Part of a data file

## Begin

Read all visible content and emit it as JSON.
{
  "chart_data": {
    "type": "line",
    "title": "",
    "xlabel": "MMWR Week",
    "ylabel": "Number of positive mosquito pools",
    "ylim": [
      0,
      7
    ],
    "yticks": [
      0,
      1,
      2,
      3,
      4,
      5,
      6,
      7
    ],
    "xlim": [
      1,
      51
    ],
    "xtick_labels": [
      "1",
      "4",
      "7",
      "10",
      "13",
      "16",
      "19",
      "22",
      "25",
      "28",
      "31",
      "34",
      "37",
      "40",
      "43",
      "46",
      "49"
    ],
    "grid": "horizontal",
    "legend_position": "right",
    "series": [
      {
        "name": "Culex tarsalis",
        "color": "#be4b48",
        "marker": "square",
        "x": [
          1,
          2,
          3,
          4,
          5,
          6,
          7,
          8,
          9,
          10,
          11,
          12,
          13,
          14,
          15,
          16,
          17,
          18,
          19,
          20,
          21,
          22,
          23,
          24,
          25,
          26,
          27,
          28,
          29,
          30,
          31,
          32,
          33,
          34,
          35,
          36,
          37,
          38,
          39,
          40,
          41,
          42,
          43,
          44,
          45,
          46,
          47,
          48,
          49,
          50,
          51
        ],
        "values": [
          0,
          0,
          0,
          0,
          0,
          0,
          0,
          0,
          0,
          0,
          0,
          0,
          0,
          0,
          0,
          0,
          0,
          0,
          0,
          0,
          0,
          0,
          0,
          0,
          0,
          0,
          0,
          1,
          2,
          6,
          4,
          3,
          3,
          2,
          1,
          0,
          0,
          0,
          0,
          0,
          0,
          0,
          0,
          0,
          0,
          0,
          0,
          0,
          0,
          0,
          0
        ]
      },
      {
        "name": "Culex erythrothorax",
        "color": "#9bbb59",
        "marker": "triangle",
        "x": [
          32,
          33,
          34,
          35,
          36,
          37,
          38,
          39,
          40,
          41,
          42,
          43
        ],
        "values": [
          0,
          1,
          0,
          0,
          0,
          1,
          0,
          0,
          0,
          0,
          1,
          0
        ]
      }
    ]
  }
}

## End

**GIVEN REQUEST**
Transcribe each entry precisely, missing none.

**EXERCISE OUTPUT**
Read all visible content and emit it as JSON.
{
  "chart_data": {
    "type": "line",
    "title": "",
    "xlabel": "MMWR Week",
    "ylabel": "Number of positive mosquito pools",
    "ylim": [
      0,
      7
    ],
    "yticks": [
      0,
      1,
      2,
      3,
      4,
      5,
      6,
      7
    ],
    "xlim": [
      1,
      51
    ],
    "xtick_labels": [
      "1",
      "4",
      "7",
      "10",
      "13",
      "16",
      "19",
      "22",
      "25",
      "28",
      "31",
      "34",
      "37",
      "40",
      "43",
      "46",
      "49"
    ],
    "grid": "horizontal",
    "legend_position": "right",
    "series": [
      {
        "name": "Culex tarsalis",
        "color": "#be4b48",
        "marker": "square",
        "x": [
          1,
          2,
          3,
          4,
          5,
          6,
          7,
          8,
          9,
          10,
          11,
          12,
          13,
          14,
          15,
          16,
          17,
          18,
          19,
          20,
          21,
          22,
          23,
          24,
          25,
          26,
          27,
          28,
          29,
          30,
          31,
          32,
          33,
          34,
          35,
          36,
          37,
          38,
          39,
          40,
          41,
          42,
          43,
          44,
          45,
          46,
          47,
          48,
          49,
          50,
          51
        ],
        "values": [
          0,
          0,
          0,
          0,
          0,
          0,
          0,
          0,
          0,
          0,
          0,
          0,
          0,
          0,
          0,
          0,
          0,
          0,
          0,
          0,
          0,
          0,
          0,
          0,
          0,
          0,
          0,
          1,
          2,
          6,
          4,
          3,
          3,
          2,
          1,
          0,
          0,
          0,
          0,
          0,
          0,
          0,
          0,
          0,
          0,
          0,
          0,
          0,
          0,
          0,
          0
        ]
      },
      {
        "name": "Culex erythrothorax",
        "color": "#9bbb59",
        "marker": "triangle",
        "x": [
          32,
          33,
          34,
          35,
          36,
          37,
          38,
          39,
          40,
          41,
          42,
          43
        ],
        "values": [
          0,
          1,
          0,
          0,
          0,
          1,
          0,
          0,
          0,
          0,
          1,
          0
        ]
      }
    ]
  }
}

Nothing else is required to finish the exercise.